**EXERCISE MATERIAL**
[Begin]

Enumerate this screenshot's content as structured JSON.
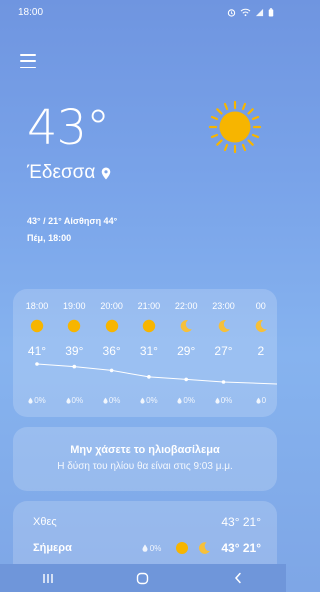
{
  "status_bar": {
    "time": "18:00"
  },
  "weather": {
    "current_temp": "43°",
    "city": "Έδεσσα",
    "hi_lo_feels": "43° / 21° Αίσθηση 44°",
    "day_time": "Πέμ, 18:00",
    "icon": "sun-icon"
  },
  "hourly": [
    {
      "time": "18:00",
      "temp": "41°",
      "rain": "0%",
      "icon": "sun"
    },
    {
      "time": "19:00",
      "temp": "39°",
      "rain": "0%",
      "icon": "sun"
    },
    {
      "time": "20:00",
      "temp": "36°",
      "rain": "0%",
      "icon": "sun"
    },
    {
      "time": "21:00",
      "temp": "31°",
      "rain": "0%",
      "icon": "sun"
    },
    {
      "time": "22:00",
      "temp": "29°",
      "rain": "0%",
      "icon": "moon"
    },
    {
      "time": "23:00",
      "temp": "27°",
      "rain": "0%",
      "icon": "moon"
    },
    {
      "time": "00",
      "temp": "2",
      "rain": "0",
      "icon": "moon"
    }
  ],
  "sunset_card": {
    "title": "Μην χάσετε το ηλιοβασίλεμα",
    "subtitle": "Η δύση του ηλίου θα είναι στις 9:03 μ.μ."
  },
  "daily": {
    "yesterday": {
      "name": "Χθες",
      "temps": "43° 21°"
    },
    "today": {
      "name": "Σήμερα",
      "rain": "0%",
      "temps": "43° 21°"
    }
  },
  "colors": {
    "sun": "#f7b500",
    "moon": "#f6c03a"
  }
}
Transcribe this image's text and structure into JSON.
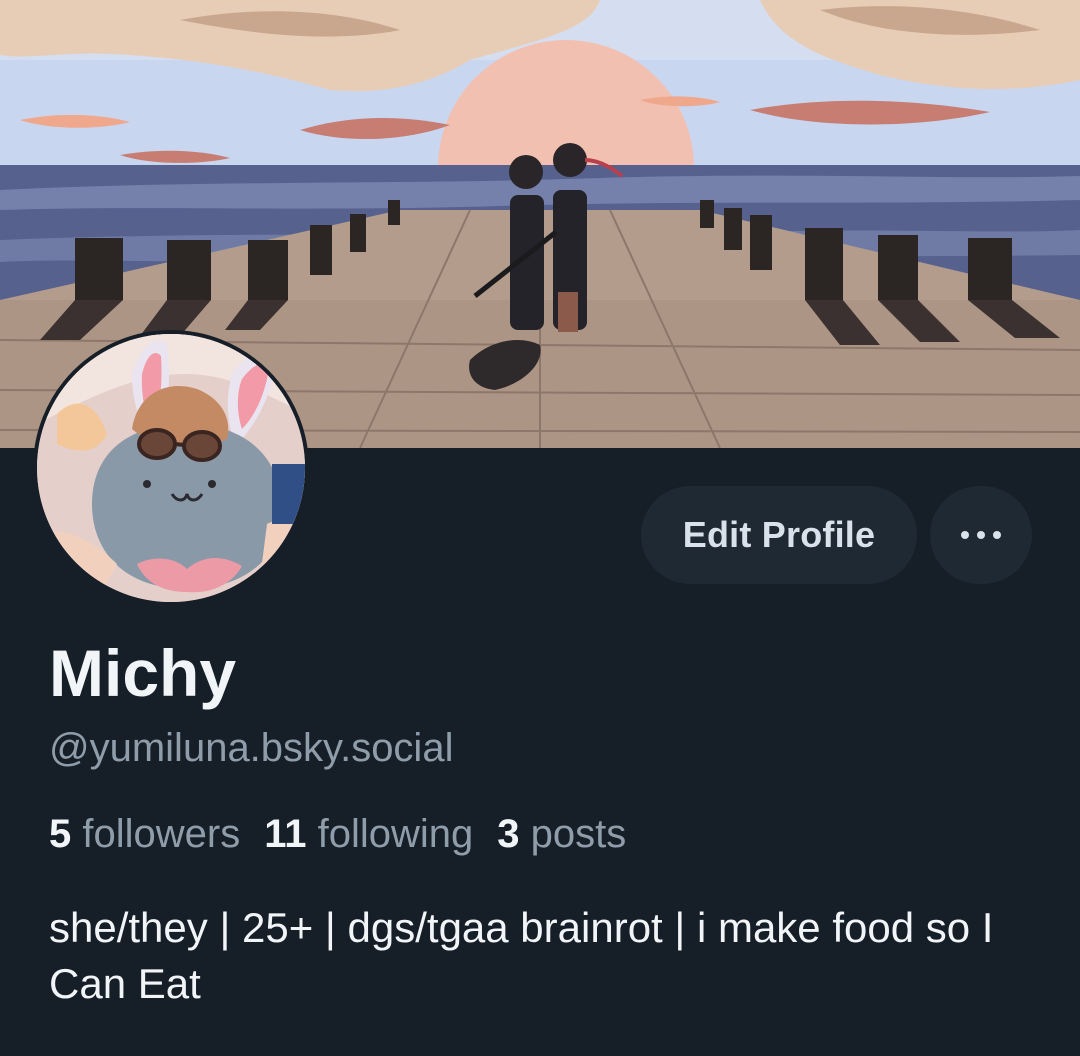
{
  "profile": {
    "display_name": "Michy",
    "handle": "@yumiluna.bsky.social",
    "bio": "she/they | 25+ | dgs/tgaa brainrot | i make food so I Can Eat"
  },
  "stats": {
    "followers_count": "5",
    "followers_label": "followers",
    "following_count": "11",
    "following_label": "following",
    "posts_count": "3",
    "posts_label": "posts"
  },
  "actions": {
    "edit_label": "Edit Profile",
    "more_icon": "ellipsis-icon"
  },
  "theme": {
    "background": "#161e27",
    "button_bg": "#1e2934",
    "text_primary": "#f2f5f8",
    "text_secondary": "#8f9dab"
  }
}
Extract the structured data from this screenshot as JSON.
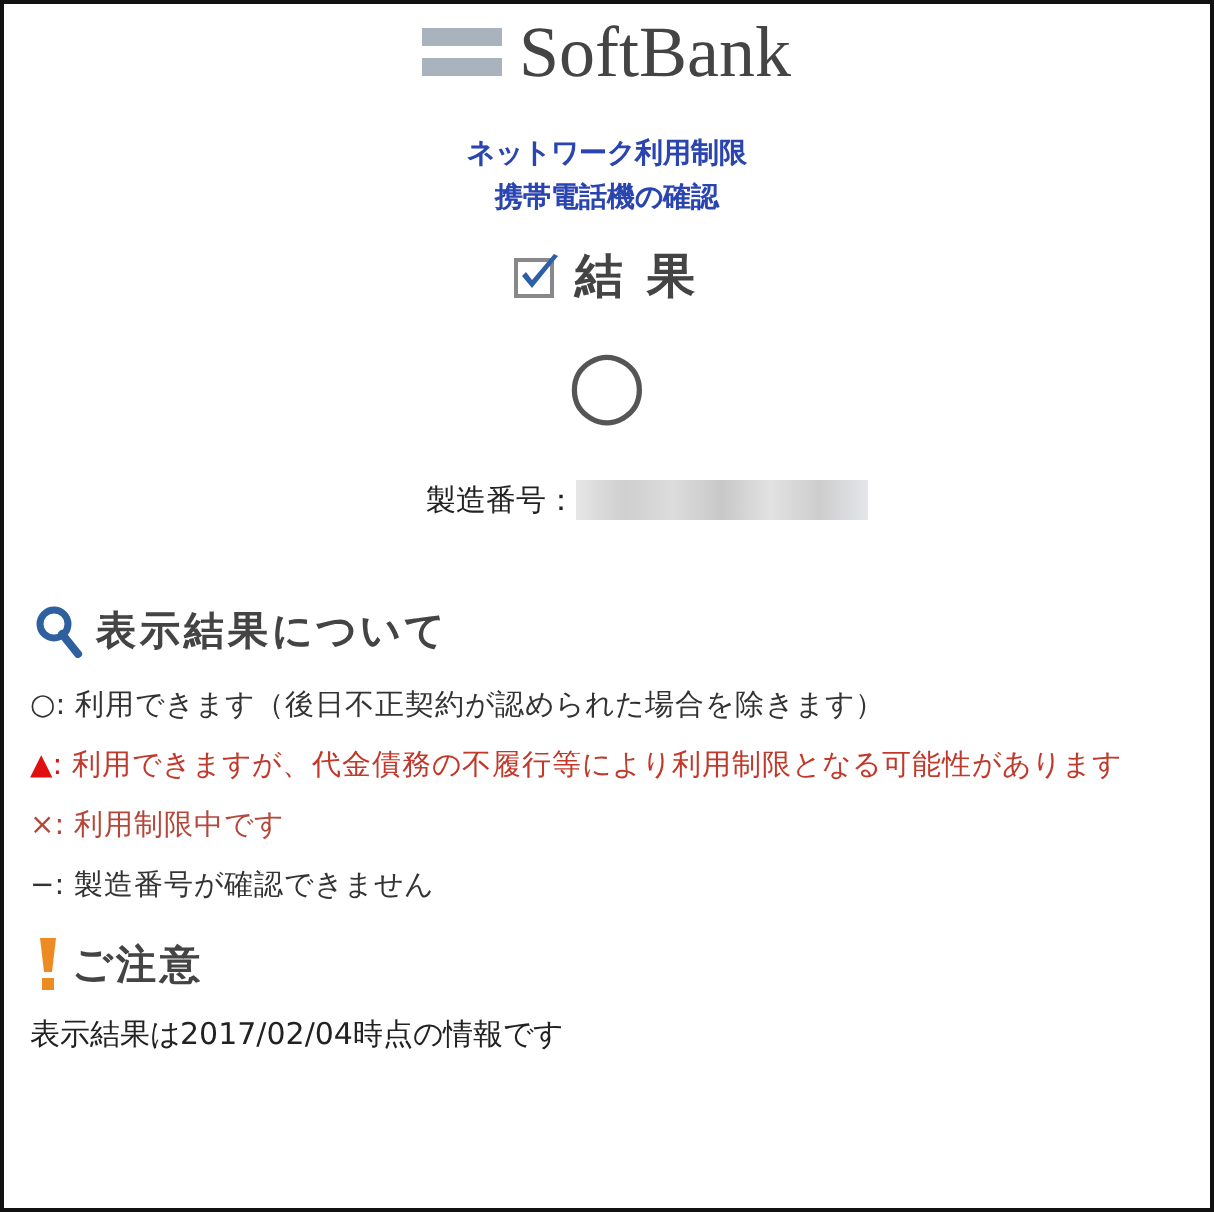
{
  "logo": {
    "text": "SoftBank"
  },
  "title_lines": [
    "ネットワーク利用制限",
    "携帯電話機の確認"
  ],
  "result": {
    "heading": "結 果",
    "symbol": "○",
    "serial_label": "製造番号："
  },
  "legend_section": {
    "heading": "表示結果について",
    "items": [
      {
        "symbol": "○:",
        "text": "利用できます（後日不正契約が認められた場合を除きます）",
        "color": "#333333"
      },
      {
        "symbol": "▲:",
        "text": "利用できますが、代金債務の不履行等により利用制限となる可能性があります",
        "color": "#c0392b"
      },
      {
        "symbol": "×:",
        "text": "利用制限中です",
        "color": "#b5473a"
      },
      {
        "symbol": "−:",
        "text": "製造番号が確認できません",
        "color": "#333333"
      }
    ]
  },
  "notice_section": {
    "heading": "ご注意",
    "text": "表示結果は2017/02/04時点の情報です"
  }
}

[End]

**EXERCISE**
Extract all the entries word for word; omit any pictures.

**EXERCISE RESULT**
Enumerate this screenshot's content as structured JSON.
{
  "status_bar": {
    "time": "18:00"
  },
  "weather": {
    "current_temp": "43°",
    "city": "Έδεσσα",
    "hi_lo_feels": "43° / 21° Αίσθηση 44°",
    "day_time": "Πέμ, 18:00",
    "icon": "sun-icon"
  },
  "hourly": [
    {
      "time": "18:00",
      "temp": "41°",
      "rain": "0%",
      "icon": "sun"
    },
    {
      "time": "19:00",
      "temp": "39°",
      "rain": "0%",
      "icon": "sun"
    },
    {
      "time": "20:00",
      "temp": "36°",
      "rain": "0%",
      "icon": "sun"
    },
    {
      "time": "21:00",
      "temp": "31°",
      "rain": "0%",
      "icon": "sun"
    },
    {
      "time": "22:00",
      "temp": "29°",
      "rain": "0%",
      "icon": "moon"
    },
    {
      "time": "23:00",
      "temp": "27°",
      "rain": "0%",
      "icon": "moon"
    },
    {
      "time": "00",
      "temp": "2",
      "rain": "0",
      "icon": "moon"
    }
  ],
  "sunset_card": {
    "title": "Μην χάσετε το ηλιοβασίλεμα",
    "subtitle": "Η δύση του ηλίου θα είναι στις 9:03 μ.μ."
  },
  "daily": {
    "yesterday": {
      "name": "Χθες",
      "temps": "43° 21°"
    },
    "today": {
      "name": "Σήμερα",
      "rain": "0%",
      "temps": "43° 21°"
    }
  },
  "colors": {
    "sun": "#f7b500",
    "moon": "#f6c03a"
  }
}
Transcribe this image's text and structure into JSON.
{
  "profile": {
    "display_name": "Michy",
    "handle": "@yumiluna.bsky.social",
    "bio": "she/they | 25+ | dgs/tgaa brainrot | i make food so I Can Eat"
  },
  "stats": {
    "followers_count": "5",
    "followers_label": "followers",
    "following_count": "11",
    "following_label": "following",
    "posts_count": "3",
    "posts_label": "posts"
  },
  "actions": {
    "edit_label": "Edit Profile",
    "more_icon": "ellipsis-icon"
  },
  "theme": {
    "background": "#161e27",
    "button_bg": "#1e2934",
    "text_primary": "#f2f5f8",
    "text_secondary": "#8f9dab"
  }
}
Extract the structured data from this screenshot as JSON.
{
  "logo": {
    "text": "SoftBank"
  },
  "title_lines": [
    "ネットワーク利用制限",
    "携帯電話機の確認"
  ],
  "result": {
    "heading": "結 果",
    "symbol": "○",
    "serial_label": "製造番号："
  },
  "legend_section": {
    "heading": "表示結果について",
    "items": [
      {
        "symbol": "○:",
        "text": "利用できます（後日不正契約が認められた場合を除きます）",
        "color": "#333333"
      },
      {
        "symbol": "▲:",
        "text": "利用できますが、代金債務の不履行等により利用制限となる可能性があります",
        "color": "#c0392b"
      },
      {
        "symbol": "×:",
        "text": "利用制限中です",
        "color": "#b5473a"
      },
      {
        "symbol": "−:",
        "text": "製造番号が確認できません",
        "color": "#333333"
      }
    ]
  },
  "notice_section": {
    "heading": "ご注意",
    "text": "表示結果は2017/02/04時点の情報です"
  }
}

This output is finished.